* **What is expected**:
Copy whichever lines contain the string "تماس".

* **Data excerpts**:
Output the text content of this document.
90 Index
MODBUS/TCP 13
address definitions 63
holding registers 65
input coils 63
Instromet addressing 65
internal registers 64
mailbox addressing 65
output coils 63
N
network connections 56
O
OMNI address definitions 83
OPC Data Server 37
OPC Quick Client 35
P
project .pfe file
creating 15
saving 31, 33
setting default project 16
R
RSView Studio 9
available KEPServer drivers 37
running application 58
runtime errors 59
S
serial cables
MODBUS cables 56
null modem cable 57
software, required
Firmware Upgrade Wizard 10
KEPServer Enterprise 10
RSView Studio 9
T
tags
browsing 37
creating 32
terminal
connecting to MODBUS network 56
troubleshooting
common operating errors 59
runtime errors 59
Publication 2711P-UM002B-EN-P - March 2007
==
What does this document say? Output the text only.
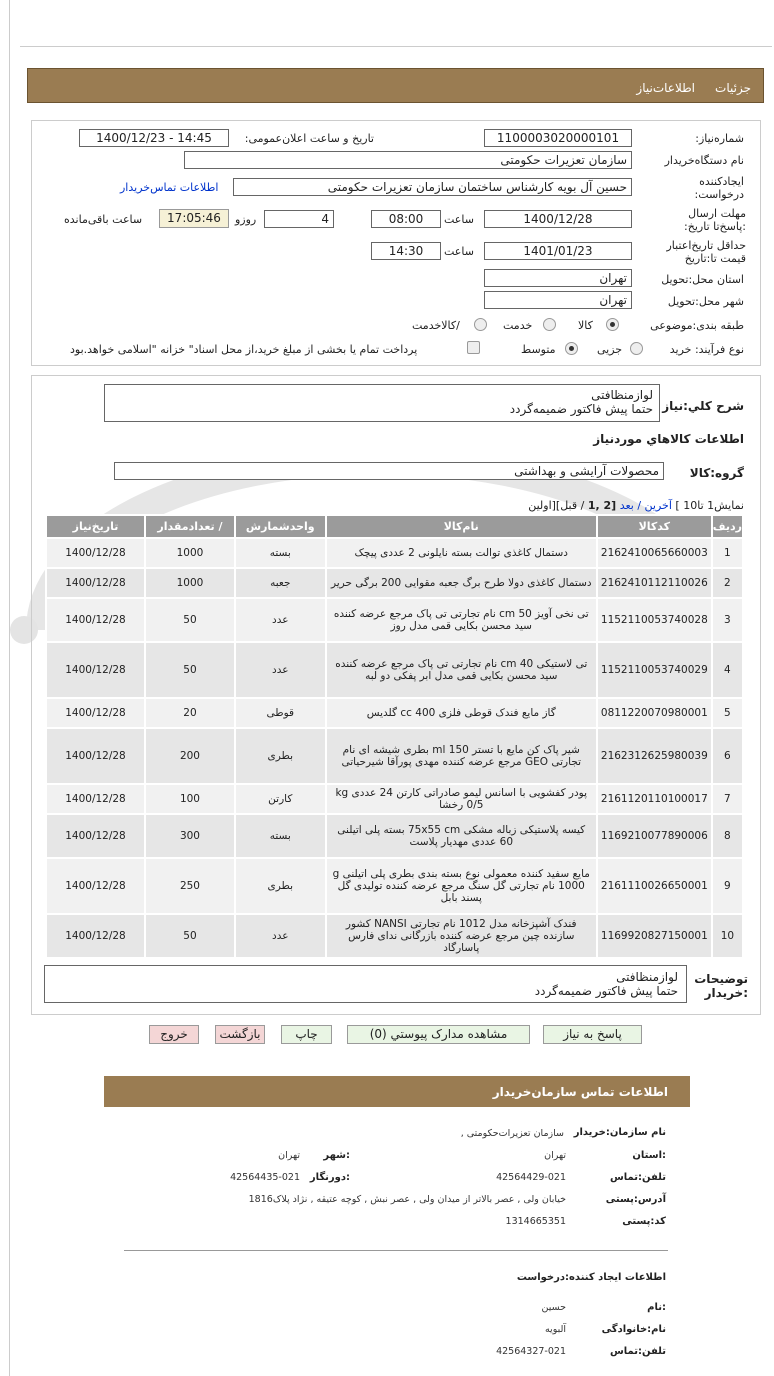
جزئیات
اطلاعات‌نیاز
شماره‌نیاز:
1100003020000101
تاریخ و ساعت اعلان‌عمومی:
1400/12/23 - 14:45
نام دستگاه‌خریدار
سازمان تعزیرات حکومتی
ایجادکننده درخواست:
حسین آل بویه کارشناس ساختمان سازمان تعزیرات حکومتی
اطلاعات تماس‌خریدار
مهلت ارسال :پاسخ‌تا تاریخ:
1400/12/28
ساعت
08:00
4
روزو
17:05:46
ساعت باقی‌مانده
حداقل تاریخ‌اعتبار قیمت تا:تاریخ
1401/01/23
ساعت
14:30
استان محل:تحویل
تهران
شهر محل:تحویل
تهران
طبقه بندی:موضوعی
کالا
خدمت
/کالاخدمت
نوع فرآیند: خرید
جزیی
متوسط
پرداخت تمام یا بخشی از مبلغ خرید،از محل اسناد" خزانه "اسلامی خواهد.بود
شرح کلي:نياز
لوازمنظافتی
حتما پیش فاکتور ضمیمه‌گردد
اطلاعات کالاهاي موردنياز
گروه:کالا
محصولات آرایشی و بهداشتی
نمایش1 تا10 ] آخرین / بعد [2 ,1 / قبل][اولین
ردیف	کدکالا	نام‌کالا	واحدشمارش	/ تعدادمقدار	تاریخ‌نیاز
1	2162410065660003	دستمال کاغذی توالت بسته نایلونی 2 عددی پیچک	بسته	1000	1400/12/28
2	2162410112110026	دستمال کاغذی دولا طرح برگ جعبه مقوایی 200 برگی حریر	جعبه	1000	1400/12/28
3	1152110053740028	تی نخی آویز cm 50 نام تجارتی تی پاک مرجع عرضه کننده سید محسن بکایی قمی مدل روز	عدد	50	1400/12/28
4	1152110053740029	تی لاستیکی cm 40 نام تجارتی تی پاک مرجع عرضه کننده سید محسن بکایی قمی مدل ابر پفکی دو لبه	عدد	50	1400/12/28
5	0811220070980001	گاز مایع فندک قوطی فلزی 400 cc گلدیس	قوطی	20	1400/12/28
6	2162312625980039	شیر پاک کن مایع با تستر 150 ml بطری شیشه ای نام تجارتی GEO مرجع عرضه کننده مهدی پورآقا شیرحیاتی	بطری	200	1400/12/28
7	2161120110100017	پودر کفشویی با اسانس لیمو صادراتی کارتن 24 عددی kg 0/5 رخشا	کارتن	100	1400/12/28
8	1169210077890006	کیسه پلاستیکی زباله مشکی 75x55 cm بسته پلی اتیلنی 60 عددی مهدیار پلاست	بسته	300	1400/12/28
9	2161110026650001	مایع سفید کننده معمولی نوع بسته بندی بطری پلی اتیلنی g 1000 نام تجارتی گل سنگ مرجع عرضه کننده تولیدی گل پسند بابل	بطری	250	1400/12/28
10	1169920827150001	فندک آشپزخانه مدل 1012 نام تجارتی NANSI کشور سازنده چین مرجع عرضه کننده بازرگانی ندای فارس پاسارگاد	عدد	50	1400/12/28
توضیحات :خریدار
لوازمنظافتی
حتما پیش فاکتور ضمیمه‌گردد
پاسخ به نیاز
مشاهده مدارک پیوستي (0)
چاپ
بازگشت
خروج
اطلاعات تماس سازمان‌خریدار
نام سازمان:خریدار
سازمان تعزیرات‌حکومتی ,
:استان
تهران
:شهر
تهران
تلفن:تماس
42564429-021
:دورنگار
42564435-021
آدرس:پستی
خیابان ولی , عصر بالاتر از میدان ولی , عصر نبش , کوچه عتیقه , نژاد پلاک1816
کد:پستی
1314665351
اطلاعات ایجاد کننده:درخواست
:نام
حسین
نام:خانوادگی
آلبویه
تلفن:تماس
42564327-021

* **Written response**:
اطلاعات تماس‌خریدار
اطلاعات تماس سازمان‌خریدار
تلفن:تماس
تلفن:تماس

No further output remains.